Saved data entries:
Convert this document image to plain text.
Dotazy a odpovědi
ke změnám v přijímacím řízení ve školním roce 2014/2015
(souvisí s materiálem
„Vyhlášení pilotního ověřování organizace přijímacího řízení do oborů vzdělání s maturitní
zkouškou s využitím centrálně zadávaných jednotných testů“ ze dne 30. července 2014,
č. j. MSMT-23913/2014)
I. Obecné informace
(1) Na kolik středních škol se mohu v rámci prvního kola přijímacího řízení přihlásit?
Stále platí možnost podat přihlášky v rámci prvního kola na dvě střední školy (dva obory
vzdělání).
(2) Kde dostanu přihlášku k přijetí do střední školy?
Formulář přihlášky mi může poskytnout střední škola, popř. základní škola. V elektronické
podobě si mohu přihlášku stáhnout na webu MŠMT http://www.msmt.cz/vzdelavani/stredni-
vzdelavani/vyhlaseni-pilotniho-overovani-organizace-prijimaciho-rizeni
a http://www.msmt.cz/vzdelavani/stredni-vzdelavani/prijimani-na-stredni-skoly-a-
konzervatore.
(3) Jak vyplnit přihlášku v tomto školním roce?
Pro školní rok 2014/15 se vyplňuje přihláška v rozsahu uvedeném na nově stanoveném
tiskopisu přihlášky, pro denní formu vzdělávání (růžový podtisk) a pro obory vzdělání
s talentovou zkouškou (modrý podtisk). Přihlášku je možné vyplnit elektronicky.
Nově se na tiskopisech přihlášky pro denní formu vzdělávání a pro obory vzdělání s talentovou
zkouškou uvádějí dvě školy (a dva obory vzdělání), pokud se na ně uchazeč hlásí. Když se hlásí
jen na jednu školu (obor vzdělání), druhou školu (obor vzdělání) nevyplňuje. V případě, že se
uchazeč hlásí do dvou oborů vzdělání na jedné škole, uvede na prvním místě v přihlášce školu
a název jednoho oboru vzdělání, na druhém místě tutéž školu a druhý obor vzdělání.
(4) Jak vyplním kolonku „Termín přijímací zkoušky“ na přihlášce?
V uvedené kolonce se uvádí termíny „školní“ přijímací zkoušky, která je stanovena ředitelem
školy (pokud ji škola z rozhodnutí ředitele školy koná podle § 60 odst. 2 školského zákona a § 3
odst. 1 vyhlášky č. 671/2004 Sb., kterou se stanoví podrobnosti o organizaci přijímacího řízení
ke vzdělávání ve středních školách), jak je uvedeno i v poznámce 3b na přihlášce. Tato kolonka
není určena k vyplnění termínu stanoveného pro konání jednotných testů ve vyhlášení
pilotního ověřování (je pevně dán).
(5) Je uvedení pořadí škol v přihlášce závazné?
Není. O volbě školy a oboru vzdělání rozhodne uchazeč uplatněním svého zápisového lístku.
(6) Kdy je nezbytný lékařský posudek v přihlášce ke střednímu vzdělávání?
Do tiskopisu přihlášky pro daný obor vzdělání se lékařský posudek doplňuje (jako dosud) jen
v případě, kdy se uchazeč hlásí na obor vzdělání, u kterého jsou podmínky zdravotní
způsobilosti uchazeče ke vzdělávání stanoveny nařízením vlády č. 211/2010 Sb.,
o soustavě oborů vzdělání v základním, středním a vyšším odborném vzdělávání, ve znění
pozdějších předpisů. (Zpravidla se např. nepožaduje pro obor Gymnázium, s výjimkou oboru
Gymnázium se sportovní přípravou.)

Task objective:
Copy out each line of the listing that holds "posudek".

Worked answer:
(6) Kdy je nezbytný lékařský posudek v přihlášce ke střednímu vzdělávání?
Do tiskopisu přihlášky pro daný obor vzdělání se lékařský posudek doplňuje (jako dosud) jen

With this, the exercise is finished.